Written exercise:
Your task is to give the data again, exactly, with every line intact.

Data to process:
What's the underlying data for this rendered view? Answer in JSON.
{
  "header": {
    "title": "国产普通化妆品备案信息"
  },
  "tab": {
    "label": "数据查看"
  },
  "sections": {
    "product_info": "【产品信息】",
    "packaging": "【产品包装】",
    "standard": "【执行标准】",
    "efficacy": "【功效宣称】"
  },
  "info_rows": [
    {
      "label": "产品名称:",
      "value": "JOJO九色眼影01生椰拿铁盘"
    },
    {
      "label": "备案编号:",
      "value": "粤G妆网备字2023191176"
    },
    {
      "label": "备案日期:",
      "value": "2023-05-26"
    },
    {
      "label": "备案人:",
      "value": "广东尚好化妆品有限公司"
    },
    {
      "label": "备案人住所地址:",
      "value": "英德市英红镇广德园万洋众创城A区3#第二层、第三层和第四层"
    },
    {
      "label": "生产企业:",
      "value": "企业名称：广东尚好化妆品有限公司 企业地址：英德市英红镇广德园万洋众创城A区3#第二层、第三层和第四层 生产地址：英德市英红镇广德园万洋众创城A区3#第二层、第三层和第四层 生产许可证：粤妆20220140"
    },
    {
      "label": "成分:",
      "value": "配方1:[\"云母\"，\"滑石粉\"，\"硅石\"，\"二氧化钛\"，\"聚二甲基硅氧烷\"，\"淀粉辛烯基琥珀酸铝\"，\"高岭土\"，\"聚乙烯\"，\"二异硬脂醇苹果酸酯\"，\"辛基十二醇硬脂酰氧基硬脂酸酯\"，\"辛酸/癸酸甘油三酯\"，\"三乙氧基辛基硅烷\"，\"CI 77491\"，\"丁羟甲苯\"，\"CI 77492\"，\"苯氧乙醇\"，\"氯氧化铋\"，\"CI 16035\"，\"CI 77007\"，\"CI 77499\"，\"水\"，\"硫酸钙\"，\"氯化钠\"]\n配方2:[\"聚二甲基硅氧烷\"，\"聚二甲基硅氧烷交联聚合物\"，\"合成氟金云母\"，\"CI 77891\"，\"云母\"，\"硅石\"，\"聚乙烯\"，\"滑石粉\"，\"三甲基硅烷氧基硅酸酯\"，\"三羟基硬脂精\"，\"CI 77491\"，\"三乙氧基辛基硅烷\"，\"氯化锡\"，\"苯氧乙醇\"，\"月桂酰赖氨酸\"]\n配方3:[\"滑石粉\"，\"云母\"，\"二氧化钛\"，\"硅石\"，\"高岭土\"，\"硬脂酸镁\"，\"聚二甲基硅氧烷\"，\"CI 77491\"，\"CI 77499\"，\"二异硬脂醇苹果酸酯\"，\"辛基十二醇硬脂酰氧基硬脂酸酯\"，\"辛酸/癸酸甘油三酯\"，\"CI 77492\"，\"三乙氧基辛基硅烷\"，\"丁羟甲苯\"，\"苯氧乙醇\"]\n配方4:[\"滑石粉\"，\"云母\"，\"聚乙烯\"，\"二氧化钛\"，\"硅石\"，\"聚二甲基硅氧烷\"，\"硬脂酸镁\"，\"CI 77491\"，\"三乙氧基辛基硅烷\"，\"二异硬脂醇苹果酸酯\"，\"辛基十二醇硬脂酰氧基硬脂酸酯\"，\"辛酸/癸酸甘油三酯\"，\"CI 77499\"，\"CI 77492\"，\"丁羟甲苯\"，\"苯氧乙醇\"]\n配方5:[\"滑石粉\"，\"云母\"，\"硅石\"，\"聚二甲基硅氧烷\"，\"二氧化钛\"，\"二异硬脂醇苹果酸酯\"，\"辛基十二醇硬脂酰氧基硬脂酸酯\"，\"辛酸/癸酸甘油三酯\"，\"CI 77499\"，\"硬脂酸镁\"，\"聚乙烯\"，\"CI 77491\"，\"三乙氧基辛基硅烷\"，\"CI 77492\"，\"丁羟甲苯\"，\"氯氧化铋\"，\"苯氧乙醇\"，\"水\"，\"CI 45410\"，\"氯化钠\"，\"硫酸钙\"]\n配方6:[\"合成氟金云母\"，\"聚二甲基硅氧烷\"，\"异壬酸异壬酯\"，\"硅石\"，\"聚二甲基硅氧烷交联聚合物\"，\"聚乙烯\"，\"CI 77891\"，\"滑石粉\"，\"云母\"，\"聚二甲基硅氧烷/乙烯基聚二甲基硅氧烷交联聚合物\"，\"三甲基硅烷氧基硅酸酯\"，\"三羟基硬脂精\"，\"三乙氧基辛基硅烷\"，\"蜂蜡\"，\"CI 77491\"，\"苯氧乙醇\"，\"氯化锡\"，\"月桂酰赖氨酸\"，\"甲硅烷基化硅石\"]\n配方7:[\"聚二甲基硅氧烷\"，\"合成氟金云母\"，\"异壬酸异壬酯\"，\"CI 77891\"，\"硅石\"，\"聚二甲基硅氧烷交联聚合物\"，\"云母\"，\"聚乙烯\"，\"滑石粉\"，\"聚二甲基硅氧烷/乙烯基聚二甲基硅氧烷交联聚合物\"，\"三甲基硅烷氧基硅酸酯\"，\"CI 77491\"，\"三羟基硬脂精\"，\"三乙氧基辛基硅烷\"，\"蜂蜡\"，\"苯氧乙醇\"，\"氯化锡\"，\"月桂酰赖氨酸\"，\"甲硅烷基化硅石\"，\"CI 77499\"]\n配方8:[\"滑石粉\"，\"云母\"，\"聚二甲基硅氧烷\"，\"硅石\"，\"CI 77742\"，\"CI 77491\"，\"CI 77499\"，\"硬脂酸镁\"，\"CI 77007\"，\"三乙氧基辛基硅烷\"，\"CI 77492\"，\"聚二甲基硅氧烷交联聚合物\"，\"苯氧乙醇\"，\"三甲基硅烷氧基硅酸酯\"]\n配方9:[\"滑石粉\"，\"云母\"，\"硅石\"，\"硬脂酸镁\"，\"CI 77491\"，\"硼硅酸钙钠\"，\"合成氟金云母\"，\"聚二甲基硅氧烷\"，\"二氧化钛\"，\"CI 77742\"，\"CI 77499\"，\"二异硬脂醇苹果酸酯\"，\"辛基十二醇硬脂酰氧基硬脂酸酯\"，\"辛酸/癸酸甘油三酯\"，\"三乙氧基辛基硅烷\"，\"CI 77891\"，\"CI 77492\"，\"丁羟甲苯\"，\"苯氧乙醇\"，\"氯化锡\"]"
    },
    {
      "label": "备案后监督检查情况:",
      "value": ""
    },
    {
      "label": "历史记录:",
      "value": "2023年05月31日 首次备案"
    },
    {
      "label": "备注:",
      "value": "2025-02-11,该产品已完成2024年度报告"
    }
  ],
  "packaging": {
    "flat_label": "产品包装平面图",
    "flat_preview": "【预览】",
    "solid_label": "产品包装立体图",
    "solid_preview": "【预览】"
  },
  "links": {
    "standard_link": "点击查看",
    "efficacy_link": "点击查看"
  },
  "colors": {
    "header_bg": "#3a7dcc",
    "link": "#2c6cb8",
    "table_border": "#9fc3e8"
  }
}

Worked answer:
What's the underlying data for this rendered view? Answer in JSON.
{
  "header": {
    "title": "国产普通化妆品备案信息"
  },
  "tab": {
    "label": "数据查看"
  },
  "sections": {
    "product_info": "【产品信息】",
    "packaging": "【产品包装】",
    "standard": "【执行标准】",
    "efficacy": "【功效宣称】"
  },
  "info_rows": [
    {
      "label": "产品名称:",
      "value": "JOJO九色眼影01生椰拿铁盘"
    },
    {
      "label": "备案编号:",
      "value": "粤G妆网备字2023191176"
    },
    {
      "label": "备案日期:",
      "value": "2023-05-26"
    },
    {
      "label": "备案人:",
      "value": "广东尚好化妆品有限公司"
    },
    {
      "label": "备案人住所地址:",
      "value": "英德市英红镇广德园万洋众创城A区3#第二层、第三层和第四层"
    },
    {
      "label": "生产企业:",
      "value": "企业名称：广东尚好化妆品有限公司 企业地址：英德市英红镇广德园万洋众创城A区3#第二层、第三层和第四层 生产地址：英德市英红镇广德园万洋众创城A区3#第二层、第三层和第四层 生产许可证：粤妆20220140"
    },
    {
      "label": "成分:",
      "value": "配方1:[\"云母\"，\"滑石粉\"，\"硅石\"，\"二氧化钛\"，\"聚二甲基硅氧烷\"，\"淀粉辛烯基琥珀酸铝\"，\"高岭土\"，\"聚乙烯\"，\"二异硬脂醇苹果酸酯\"，\"辛基十二醇硬脂酰氧基硬脂酸酯\"，\"辛酸/癸酸甘油三酯\"，\"三乙氧基辛基硅烷\"，\"CI 77491\"，\"丁羟甲苯\"，\"CI 77492\"，\"苯氧乙醇\"，\"氯氧化铋\"，\"CI 16035\"，\"CI 77007\"，\"CI 77499\"，\"水\"，\"硫酸钙\"，\"氯化钠\"]\n配方2:[\"聚二甲基硅氧烷\"，\"聚二甲基硅氧烷交联聚合物\"，\"合成氟金云母\"，\"CI 77891\"，\"云母\"，\"硅石\"，\"聚乙烯\"，\"滑石粉\"，\"三甲基硅烷氧基硅酸酯\"，\"三羟基硬脂精\"，\"CI 77491\"，\"三乙氧基辛基硅烷\"，\"氯化锡\"，\"苯氧乙醇\"，\"月桂酰赖氨酸\"]\n配方3:[\"滑石粉\"，\"云母\"，\"二氧化钛\"，\"硅石\"，\"高岭土\"，\"硬脂酸镁\"，\"聚二甲基硅氧烷\"，\"CI 77491\"，\"CI 77499\"，\"二异硬脂醇苹果酸酯\"，\"辛基十二醇硬脂酰氧基硬脂酸酯\"，\"辛酸/癸酸甘油三酯\"，\"CI 77492\"，\"三乙氧基辛基硅烷\"，\"丁羟甲苯\"，\"苯氧乙醇\"]\n配方4:[\"滑石粉\"，\"云母\"，\"聚乙烯\"，\"二氧化钛\"，\"硅石\"，\"聚二甲基硅氧烷\"，\"硬脂酸镁\"，\"CI 77491\"，\"三乙氧基辛基硅烷\"，\"二异硬脂醇苹果酸酯\"，\"辛基十二醇硬脂酰氧基硬脂酸酯\"，\"辛酸/癸酸甘油三酯\"，\"CI 77499\"，\"CI 77492\"，\"丁羟甲苯\"，\"苯氧乙醇\"]\n配方5:[\"滑石粉\"，\"云母\"，\"硅石\"，\"聚二甲基硅氧烷\"，\"二氧化钛\"，\"二异硬脂醇苹果酸酯\"，\"辛基十二醇硬脂酰氧基硬脂酸酯\"，\"辛酸/癸酸甘油三酯\"，\"CI 77499\"，\"硬脂酸镁\"，\"聚乙烯\"，\"CI 77491\"，\"三乙氧基辛基硅烷\"，\"CI 77492\"，\"丁羟甲苯\"，\"氯氧化铋\"，\"苯氧乙醇\"，\"水\"，\"CI 45410\"，\"氯化钠\"，\"硫酸钙\"]\n配方6:[\"合成氟金云母\"，\"聚二甲基硅氧烷\"，\"异壬酸异壬酯\"，\"硅石\"，\"聚二甲基硅氧烷交联聚合物\"，\"聚乙烯\"，\"CI 77891\"，\"滑石粉\"，\"云母\"，\"聚二甲基硅氧烷/乙烯基聚二甲基硅氧烷交联聚合物\"，\"三甲基硅烷氧基硅酸酯\"，\"三羟基硬脂精\"，\"三乙氧基辛基硅烷\"，\"蜂蜡\"，\"CI 77491\"，\"苯氧乙醇\"，\"氯化锡\"，\"月桂酰赖氨酸\"，\"甲硅烷基化硅石\"]\n配方7:[\"聚二甲基硅氧烷\"，\"合成氟金云母\"，\"异壬酸异壬酯\"，\"CI 77891\"，\"硅石\"，\"聚二甲基硅氧烷交联聚合物\"，\"云母\"，\"聚乙烯\"，\"滑石粉\"，\"聚二甲基硅氧烷/乙烯基聚二甲基硅氧烷交联聚合物\"，\"三甲基硅烷氧基硅酸酯\"，\"CI 77491\"，\"三羟基硬脂精\"，\"三乙氧基辛基硅烷\"，\"蜂蜡\"，\"苯氧乙醇\"，\"氯化锡\"，\"月桂酰赖氨酸\"，\"甲硅烷基化硅石\"，\"CI 77499\"]\n配方8:[\"滑石粉\"，\"云母\"，\"聚二甲基硅氧烷\"，\"硅石\"，\"CI 77742\"，\"CI 77491\"，\"CI 77499\"，\"硬脂酸镁\"，\"CI 77007\"，\"三乙氧基辛基硅烷\"，\"CI 77492\"，\"聚二甲基硅氧烷交联聚合物\"，\"苯氧乙醇\"，\"三甲基硅烷氧基硅酸酯\"]\n配方9:[\"滑石粉\"，\"云母\"，\"硅石\"，\"硬脂酸镁\"，\"CI 77491\"，\"硼硅酸钙钠\"，\"合成氟金云母\"，\"聚二甲基硅氧烷\"，\"二氧化钛\"，\"CI 77742\"，\"CI 77499\"，\"二异硬脂醇苹果酸酯\"，\"辛基十二醇硬脂酰氧基硬脂酸酯\"，\"辛酸/癸酸甘油三酯\"，\"三乙氧基辛基硅烷\"，\"CI 77891\"，\"CI 77492\"，\"丁羟甲苯\"，\"苯氧乙醇\"，\"氯化锡\"]"
    },
    {
      "label": "备案后监督检查情况:",
      "value": ""
    },
    {
      "label": "历史记录:",
      "value": "2023年05月31日 首次备案"
    },
    {
      "label": "备注:",
      "value": "2025-02-11,该产品已完成2024年度报告"
    }
  ],
  "packaging": {
    "flat_label": "产品包装平面图",
    "flat_preview": "【预览】",
    "solid_label": "产品包装立体图",
    "solid_preview": "【预览】"
  },
  "links": {
    "standard_link": "点击查看",
    "efficacy_link": "点击查看"
  },
  "colors": {
    "header_bg": "#3a7dcc",
    "link": "#2c6cb8",
    "table_border": "#9fc3e8"
  }
}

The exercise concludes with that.